## Task goal
How many lines in these records hold the string "Prev"? Reply with the number alone.

## The input
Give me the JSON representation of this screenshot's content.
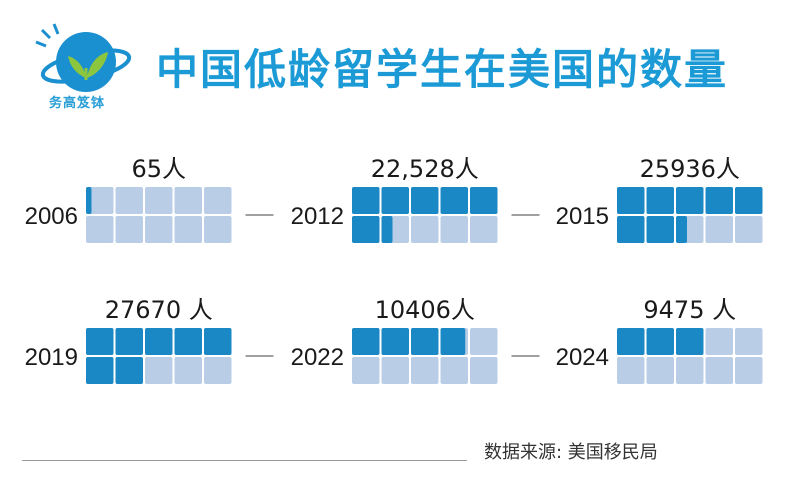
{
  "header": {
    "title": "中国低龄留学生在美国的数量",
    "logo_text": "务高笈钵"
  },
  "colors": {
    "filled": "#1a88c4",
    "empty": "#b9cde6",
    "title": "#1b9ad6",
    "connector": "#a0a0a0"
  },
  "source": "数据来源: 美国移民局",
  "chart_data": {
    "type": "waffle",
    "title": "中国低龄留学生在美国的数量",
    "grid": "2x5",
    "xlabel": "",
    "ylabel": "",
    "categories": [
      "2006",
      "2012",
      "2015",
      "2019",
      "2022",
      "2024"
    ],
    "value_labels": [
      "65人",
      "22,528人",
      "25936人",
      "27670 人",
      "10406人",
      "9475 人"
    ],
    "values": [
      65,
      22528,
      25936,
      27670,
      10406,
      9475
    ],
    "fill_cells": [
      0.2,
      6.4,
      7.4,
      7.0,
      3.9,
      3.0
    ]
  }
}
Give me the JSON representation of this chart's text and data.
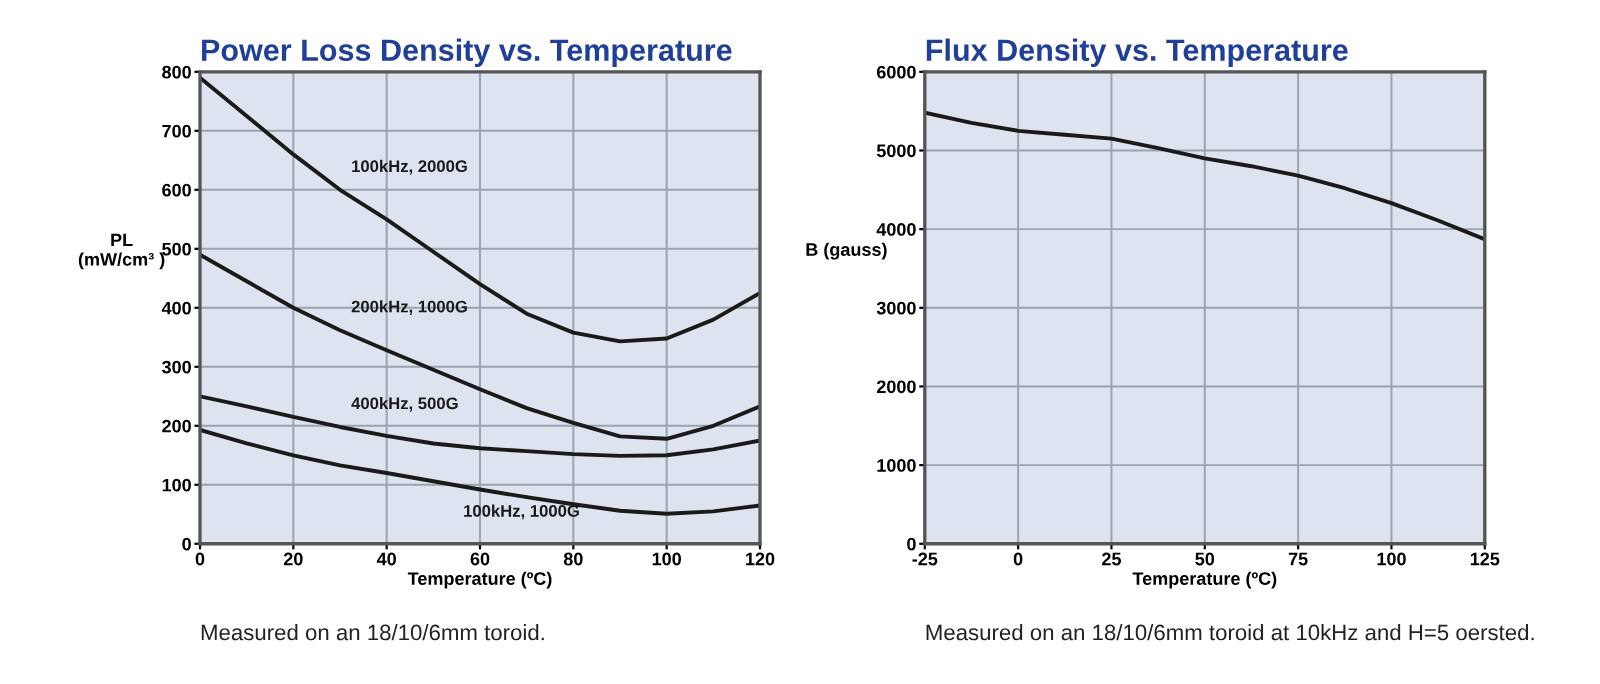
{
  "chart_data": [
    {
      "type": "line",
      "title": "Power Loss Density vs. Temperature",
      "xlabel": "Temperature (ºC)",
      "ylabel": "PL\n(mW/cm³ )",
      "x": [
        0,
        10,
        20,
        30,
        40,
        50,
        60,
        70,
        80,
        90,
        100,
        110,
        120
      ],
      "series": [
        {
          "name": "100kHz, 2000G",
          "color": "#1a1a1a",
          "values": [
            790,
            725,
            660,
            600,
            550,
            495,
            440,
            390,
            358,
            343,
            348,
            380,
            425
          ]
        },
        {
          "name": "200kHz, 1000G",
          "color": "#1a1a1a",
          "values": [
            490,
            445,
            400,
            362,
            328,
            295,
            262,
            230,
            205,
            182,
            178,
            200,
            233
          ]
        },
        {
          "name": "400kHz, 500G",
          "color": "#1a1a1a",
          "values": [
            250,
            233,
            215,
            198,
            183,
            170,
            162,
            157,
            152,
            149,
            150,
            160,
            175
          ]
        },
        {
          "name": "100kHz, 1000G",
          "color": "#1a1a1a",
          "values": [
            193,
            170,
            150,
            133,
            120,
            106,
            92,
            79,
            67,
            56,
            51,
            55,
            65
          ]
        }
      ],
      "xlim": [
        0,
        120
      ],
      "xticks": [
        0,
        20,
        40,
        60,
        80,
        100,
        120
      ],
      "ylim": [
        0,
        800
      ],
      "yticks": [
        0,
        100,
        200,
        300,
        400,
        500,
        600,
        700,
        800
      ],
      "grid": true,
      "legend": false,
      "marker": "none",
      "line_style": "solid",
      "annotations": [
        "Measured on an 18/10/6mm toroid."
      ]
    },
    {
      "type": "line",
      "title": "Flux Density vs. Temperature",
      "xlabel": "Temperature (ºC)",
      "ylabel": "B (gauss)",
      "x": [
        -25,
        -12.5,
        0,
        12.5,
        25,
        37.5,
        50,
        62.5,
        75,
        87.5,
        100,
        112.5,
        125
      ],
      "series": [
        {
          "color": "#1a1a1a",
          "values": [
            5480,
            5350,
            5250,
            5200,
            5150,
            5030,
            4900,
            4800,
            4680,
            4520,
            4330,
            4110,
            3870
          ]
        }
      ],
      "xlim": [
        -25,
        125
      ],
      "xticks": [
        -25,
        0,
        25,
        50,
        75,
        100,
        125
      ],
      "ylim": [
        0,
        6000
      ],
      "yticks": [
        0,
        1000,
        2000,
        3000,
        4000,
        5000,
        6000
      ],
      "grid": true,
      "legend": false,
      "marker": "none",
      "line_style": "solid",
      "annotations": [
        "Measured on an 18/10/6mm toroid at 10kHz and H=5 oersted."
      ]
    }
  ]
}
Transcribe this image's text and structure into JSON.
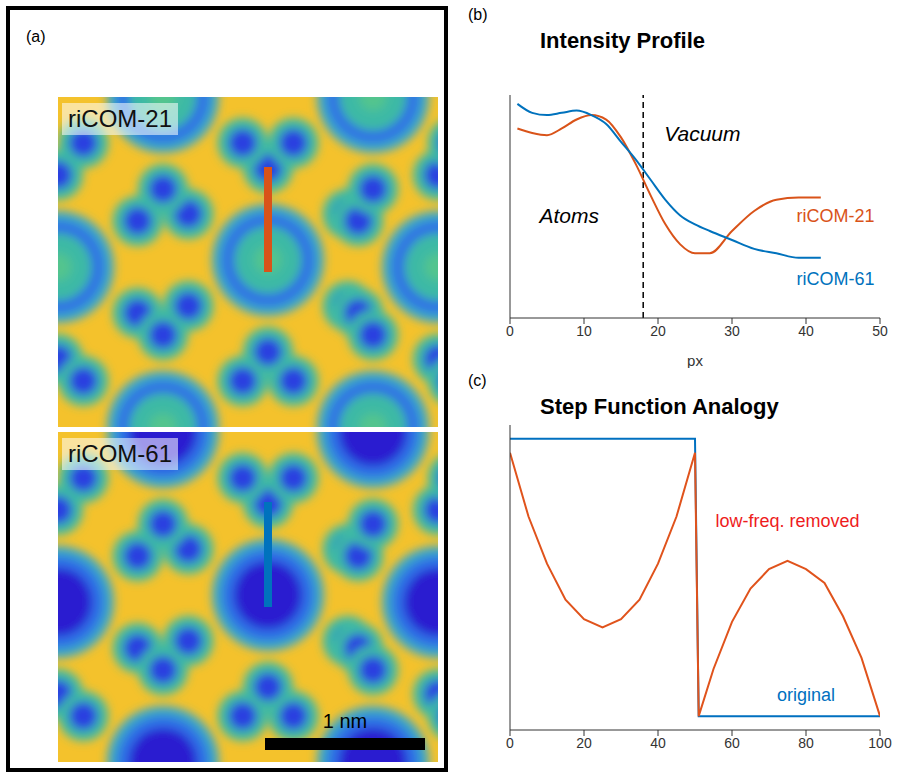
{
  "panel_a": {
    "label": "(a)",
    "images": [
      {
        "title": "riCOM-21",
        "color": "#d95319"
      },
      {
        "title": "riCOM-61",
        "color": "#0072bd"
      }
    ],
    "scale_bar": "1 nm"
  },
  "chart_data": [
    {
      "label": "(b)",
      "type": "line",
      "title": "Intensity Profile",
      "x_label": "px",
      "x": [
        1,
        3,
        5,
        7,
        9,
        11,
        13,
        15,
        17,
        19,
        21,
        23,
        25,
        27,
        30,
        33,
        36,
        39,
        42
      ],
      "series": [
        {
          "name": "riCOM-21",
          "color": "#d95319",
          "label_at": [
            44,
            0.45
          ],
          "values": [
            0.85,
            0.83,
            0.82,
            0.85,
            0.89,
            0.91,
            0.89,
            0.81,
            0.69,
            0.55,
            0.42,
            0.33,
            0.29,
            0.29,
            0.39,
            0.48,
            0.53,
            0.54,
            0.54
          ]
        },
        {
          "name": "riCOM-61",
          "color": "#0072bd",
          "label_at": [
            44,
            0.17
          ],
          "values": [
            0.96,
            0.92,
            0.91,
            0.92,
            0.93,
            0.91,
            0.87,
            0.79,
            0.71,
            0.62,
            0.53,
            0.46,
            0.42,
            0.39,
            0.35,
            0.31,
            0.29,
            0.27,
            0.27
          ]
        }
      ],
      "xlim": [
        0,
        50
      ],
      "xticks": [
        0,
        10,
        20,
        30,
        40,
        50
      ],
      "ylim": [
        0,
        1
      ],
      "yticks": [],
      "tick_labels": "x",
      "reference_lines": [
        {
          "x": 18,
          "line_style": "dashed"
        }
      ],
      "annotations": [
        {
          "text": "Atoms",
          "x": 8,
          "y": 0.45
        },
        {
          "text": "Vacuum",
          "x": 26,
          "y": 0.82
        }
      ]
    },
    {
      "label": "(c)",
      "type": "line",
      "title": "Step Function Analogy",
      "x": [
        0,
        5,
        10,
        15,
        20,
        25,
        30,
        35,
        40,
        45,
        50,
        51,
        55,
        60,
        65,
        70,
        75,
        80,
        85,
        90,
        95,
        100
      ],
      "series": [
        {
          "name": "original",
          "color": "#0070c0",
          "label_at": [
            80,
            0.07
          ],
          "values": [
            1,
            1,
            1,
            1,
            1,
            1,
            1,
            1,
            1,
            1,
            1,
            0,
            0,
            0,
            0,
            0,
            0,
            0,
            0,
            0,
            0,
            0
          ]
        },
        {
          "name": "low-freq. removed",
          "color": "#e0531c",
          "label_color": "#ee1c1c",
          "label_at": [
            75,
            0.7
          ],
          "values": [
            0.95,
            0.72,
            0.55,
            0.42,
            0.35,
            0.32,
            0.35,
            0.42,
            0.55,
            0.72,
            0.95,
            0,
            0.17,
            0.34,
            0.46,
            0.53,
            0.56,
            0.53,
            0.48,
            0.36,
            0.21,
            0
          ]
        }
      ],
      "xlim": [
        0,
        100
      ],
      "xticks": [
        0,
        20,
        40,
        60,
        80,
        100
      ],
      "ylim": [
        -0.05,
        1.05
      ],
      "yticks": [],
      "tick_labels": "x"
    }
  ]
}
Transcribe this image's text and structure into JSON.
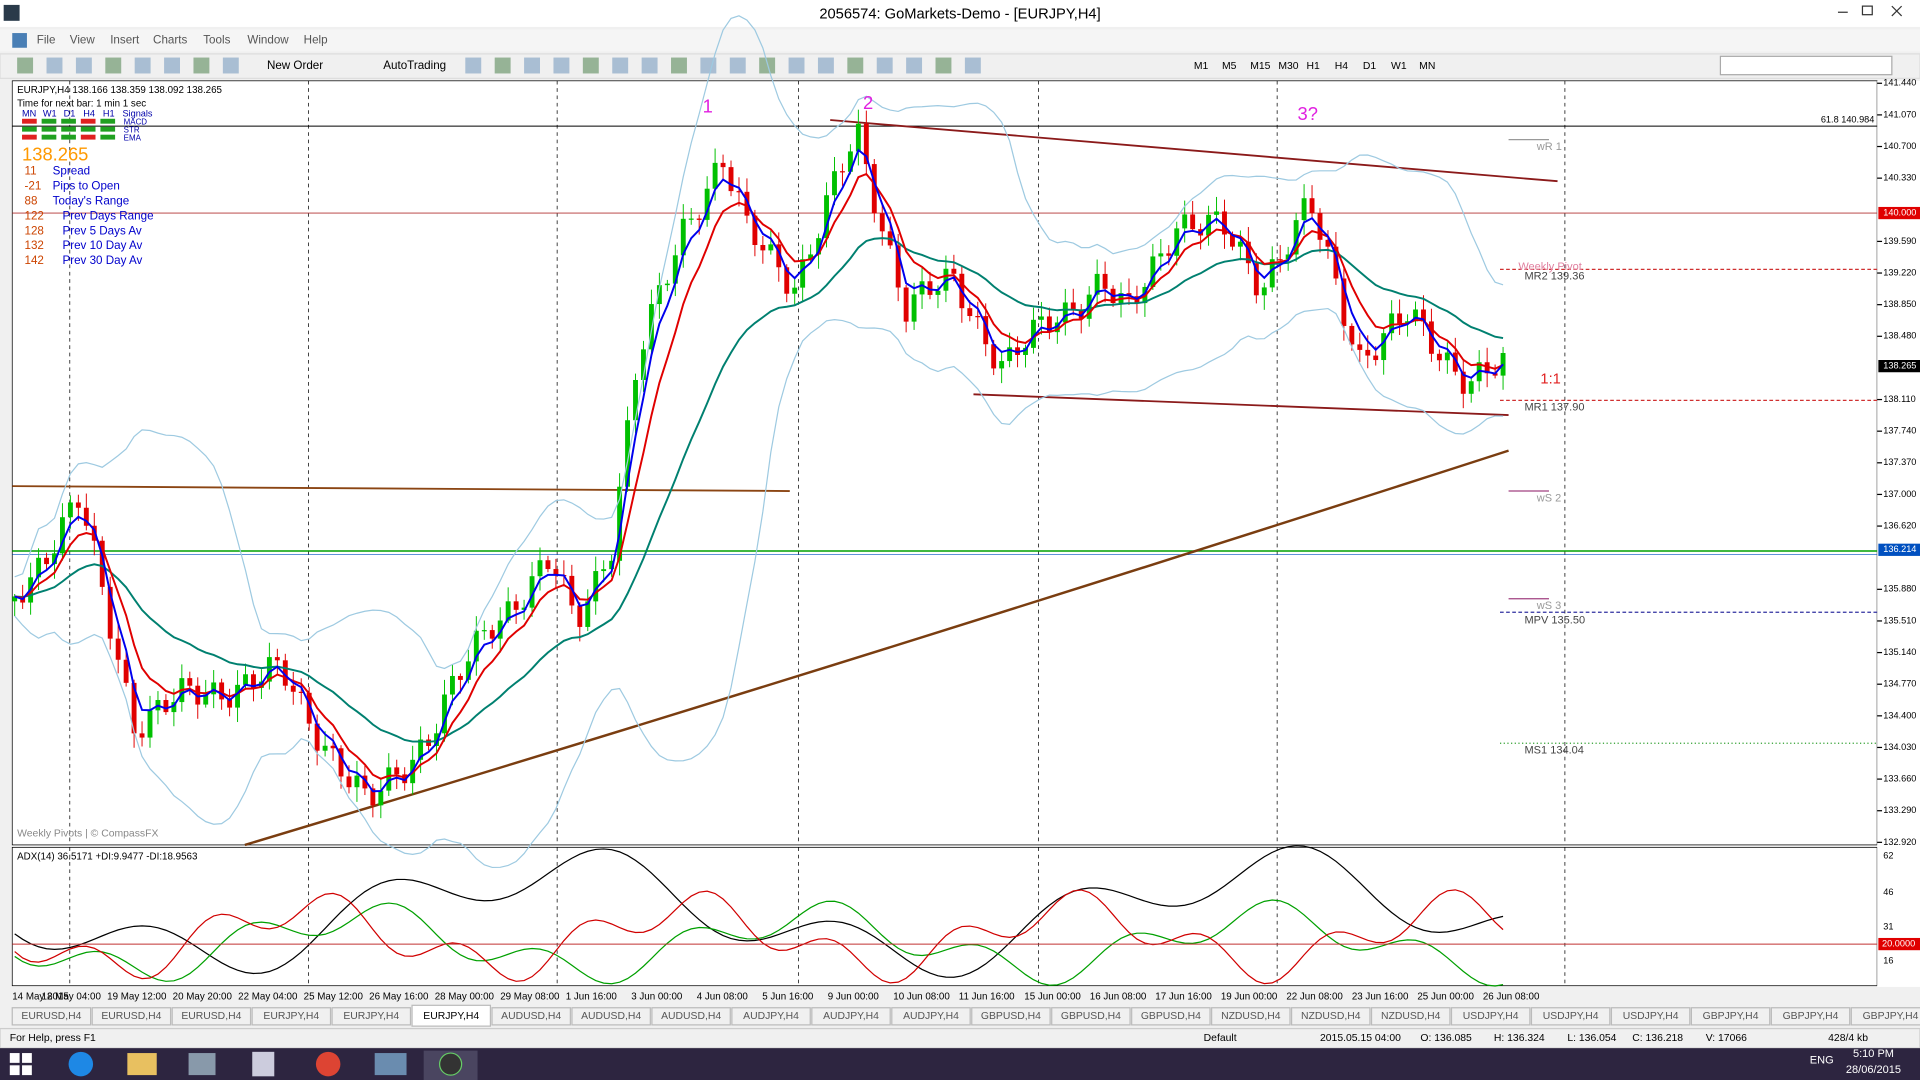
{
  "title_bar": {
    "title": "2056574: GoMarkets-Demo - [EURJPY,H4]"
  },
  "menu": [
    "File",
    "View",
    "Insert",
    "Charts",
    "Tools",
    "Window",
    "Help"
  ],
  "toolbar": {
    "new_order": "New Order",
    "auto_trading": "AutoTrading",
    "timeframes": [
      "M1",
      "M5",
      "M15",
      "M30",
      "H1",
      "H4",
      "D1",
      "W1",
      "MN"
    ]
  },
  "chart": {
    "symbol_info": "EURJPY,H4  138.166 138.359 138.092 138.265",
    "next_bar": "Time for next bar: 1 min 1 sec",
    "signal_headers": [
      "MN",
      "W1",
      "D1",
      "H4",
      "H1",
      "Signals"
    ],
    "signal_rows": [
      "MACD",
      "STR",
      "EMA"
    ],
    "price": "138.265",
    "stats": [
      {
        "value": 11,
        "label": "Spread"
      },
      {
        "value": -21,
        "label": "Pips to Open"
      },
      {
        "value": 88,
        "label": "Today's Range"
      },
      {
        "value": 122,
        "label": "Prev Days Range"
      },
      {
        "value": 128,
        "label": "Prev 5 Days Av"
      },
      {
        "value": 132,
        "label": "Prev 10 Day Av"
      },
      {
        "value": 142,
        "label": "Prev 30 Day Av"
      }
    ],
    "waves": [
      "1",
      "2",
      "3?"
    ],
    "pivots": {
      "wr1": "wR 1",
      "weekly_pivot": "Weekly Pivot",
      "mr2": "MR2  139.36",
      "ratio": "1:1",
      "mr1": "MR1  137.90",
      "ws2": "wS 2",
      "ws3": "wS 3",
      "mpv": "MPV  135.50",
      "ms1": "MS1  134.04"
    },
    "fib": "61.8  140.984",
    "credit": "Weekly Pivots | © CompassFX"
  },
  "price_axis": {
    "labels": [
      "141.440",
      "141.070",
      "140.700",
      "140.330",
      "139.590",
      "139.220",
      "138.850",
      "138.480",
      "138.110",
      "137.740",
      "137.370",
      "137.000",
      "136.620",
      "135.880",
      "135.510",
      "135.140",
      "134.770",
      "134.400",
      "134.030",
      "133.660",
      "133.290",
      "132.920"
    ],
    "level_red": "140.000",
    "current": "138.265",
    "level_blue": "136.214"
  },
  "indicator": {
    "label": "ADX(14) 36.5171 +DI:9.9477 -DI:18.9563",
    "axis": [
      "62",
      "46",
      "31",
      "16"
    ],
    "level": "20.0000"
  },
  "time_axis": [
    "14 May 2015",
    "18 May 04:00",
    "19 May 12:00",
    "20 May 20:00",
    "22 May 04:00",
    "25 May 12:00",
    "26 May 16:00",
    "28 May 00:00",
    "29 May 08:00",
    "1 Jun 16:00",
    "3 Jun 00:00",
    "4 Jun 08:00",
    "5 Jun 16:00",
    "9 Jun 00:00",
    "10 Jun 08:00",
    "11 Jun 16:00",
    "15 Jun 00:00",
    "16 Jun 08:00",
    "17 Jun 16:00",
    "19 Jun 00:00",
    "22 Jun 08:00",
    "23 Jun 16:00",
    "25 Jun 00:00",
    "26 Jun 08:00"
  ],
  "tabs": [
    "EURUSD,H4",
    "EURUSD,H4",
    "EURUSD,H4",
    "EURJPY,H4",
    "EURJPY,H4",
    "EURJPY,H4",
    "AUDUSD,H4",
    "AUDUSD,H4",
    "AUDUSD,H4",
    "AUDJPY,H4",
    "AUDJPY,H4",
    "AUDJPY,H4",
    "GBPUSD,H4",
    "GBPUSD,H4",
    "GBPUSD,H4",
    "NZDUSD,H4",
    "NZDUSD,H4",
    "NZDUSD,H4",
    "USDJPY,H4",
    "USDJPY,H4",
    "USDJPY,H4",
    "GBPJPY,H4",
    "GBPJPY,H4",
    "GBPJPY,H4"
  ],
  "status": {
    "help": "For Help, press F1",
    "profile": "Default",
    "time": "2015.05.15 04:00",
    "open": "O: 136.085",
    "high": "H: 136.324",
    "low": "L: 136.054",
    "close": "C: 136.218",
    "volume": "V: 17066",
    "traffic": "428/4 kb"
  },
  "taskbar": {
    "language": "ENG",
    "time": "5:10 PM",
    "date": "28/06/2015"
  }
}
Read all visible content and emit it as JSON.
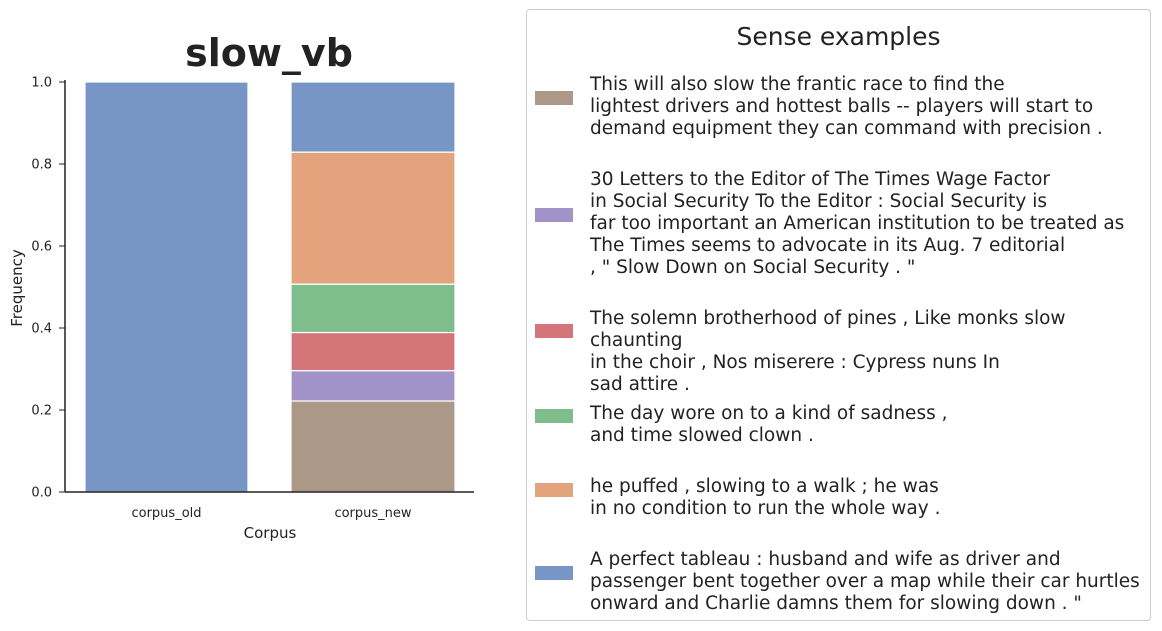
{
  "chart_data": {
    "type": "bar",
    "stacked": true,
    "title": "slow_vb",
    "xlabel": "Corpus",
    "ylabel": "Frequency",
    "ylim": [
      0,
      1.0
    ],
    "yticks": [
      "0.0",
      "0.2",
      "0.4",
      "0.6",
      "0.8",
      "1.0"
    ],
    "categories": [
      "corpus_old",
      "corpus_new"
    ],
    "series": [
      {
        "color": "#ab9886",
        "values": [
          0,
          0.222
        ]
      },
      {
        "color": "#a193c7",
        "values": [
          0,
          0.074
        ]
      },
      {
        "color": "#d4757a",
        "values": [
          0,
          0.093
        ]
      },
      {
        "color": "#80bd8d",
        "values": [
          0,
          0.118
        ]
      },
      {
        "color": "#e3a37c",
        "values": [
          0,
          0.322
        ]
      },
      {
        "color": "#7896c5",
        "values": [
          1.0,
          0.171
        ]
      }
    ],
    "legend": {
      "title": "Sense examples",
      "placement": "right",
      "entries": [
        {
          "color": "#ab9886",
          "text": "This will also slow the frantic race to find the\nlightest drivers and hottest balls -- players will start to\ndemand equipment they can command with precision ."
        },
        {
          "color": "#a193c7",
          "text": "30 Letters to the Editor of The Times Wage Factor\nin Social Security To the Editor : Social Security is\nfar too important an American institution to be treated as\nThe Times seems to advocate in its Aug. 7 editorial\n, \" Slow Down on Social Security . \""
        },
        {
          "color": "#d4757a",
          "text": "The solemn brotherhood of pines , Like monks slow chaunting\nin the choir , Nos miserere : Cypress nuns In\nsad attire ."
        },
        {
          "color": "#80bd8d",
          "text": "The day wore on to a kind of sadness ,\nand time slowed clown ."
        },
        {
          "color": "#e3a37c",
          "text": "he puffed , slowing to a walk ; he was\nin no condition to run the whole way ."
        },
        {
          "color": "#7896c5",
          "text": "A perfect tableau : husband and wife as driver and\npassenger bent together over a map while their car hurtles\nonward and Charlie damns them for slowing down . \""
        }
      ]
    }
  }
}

## Output of the task
4